What is asked
Copy out all lines that hold "value".

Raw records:
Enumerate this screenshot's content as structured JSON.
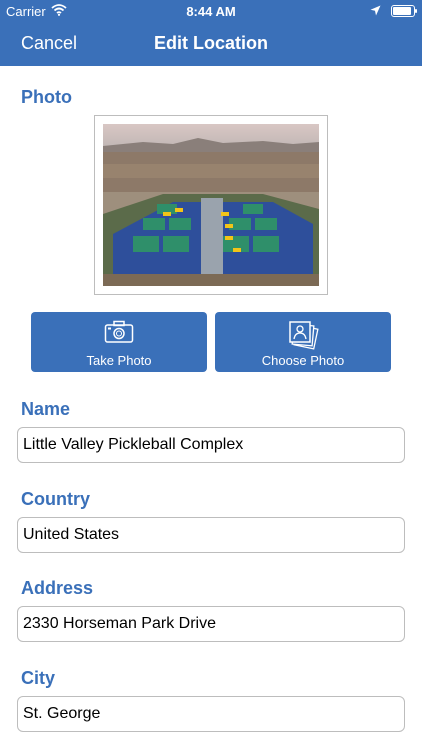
{
  "status_bar": {
    "carrier": "Carrier",
    "time": "8:44 AM",
    "icons": [
      "wifi-icon",
      "location-arrow-icon",
      "battery-icon"
    ]
  },
  "nav": {
    "cancel_label": "Cancel",
    "title": "Edit Location"
  },
  "photo_section": {
    "label": "Photo",
    "take_photo_label": "Take Photo",
    "choose_photo_label": "Choose Photo",
    "take_photo_icon": "camera-icon",
    "choose_photo_icon": "photo-stack-icon"
  },
  "fields": {
    "name": {
      "label": "Name",
      "value": "Little Valley Pickleball Complex"
    },
    "country": {
      "label": "Country",
      "value": "United States"
    },
    "address": {
      "label": "Address",
      "value": "2330 Horseman Park Drive"
    },
    "city": {
      "label": "City",
      "value": "St. George"
    }
  },
  "colors": {
    "accent": "#3a70b9",
    "background": "#ffffff",
    "field_border": "#bdbdbd"
  }
}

Exercise solution
      "value": "Little Valley Pickleball Complex"
      "value": "United States"
      "value": "2330 Horseman Park Drive"
      "value": "St. George"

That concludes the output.